→ **Task**:
Your job is to restate each entry word for word.
[Begin Extracted data]
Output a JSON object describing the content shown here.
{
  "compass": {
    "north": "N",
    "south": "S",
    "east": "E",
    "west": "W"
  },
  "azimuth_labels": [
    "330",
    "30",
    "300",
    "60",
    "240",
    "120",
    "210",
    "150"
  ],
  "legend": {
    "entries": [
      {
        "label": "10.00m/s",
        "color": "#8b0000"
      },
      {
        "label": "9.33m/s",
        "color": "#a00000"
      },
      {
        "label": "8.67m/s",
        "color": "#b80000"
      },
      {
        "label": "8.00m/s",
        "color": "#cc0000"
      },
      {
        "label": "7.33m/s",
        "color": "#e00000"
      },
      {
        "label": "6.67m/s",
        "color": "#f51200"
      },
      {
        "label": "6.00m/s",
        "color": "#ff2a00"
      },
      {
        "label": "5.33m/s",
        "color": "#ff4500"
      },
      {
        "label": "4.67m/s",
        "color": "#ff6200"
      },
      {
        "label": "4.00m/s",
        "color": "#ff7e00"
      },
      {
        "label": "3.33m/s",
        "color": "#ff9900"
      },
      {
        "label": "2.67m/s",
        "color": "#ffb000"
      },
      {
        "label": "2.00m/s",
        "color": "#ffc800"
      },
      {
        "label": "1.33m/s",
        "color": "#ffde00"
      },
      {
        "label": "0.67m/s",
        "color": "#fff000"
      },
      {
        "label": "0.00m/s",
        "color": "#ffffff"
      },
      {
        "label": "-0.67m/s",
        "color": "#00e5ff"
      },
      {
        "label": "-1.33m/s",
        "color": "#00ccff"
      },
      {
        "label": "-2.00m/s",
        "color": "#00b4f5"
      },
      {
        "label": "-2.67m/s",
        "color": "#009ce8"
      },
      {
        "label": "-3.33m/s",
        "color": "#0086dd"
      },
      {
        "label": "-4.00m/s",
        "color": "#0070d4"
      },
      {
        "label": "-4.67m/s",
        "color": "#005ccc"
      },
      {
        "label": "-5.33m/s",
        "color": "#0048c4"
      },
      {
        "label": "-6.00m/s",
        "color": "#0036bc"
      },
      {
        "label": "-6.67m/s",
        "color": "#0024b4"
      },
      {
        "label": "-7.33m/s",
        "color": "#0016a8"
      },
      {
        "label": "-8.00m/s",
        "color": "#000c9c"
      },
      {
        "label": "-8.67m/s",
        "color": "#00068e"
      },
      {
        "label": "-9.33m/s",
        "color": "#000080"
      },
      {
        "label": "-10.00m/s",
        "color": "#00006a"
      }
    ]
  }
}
[End Extracted data]
→ **The solution**:
Output a JSON object describing the content shown here.
{
  "compass": {
    "north": "N",
    "south": "S",
    "east": "E",
    "west": "W"
  },
  "azimuth_labels": [
    "330",
    "30",
    "300",
    "60",
    "240",
    "120",
    "210",
    "150"
  ],
  "legend": {
    "entries": [
      {
        "label": "10.00m/s",
        "color": "#8b0000"
      },
      {
        "label": "9.33m/s",
        "color": "#a00000"
      },
      {
        "label": "8.67m/s",
        "color": "#b80000"
      },
      {
        "label": "8.00m/s",
        "color": "#cc0000"
      },
      {
        "label": "7.33m/s",
        "color": "#e00000"
      },
      {
        "label": "6.67m/s",
        "color": "#f51200"
      },
      {
        "label": "6.00m/s",
        "color": "#ff2a00"
      },
      {
        "label": "5.33m/s",
        "color": "#ff4500"
      },
      {
        "label": "4.67m/s",
        "color": "#ff6200"
      },
      {
        "label": "4.00m/s",
        "color": "#ff7e00"
      },
      {
        "label": "3.33m/s",
        "color": "#ff9900"
      },
      {
        "label": "2.67m/s",
        "color": "#ffb000"
      },
      {
        "label": "2.00m/s",
        "color": "#ffc800"
      },
      {
        "label": "1.33m/s",
        "color": "#ffde00"
      },
      {
        "label": "0.67m/s",
        "color": "#fff000"
      },
      {
        "label": "0.00m/s",
        "color": "#ffffff"
      },
      {
        "label": "-0.67m/s",
        "color": "#00e5ff"
      },
      {
        "label": "-1.33m/s",
        "color": "#00ccff"
      },
      {
        "label": "-2.00m/s",
        "color": "#00b4f5"
      },
      {
        "label": "-2.67m/s",
        "color": "#009ce8"
      },
      {
        "label": "-3.33m/s",
        "color": "#0086dd"
      },
      {
        "label": "-4.00m/s",
        "color": "#0070d4"
      },
      {
        "label": "-4.67m/s",
        "color": "#005ccc"
      },
      {
        "label": "-5.33m/s",
        "color": "#0048c4"
      },
      {
        "label": "-6.00m/s",
        "color": "#0036bc"
      },
      {
        "label": "-6.67m/s",
        "color": "#0024b4"
      },
      {
        "label": "-7.33m/s",
        "color": "#0016a8"
      },
      {
        "label": "-8.00m/s",
        "color": "#000c9c"
      },
      {
        "label": "-8.67m/s",
        "color": "#00068e"
      },
      {
        "label": "-9.33m/s",
        "color": "#000080"
      },
      {
        "label": "-10.00m/s",
        "color": "#00006a"
      }
    ]
  }
}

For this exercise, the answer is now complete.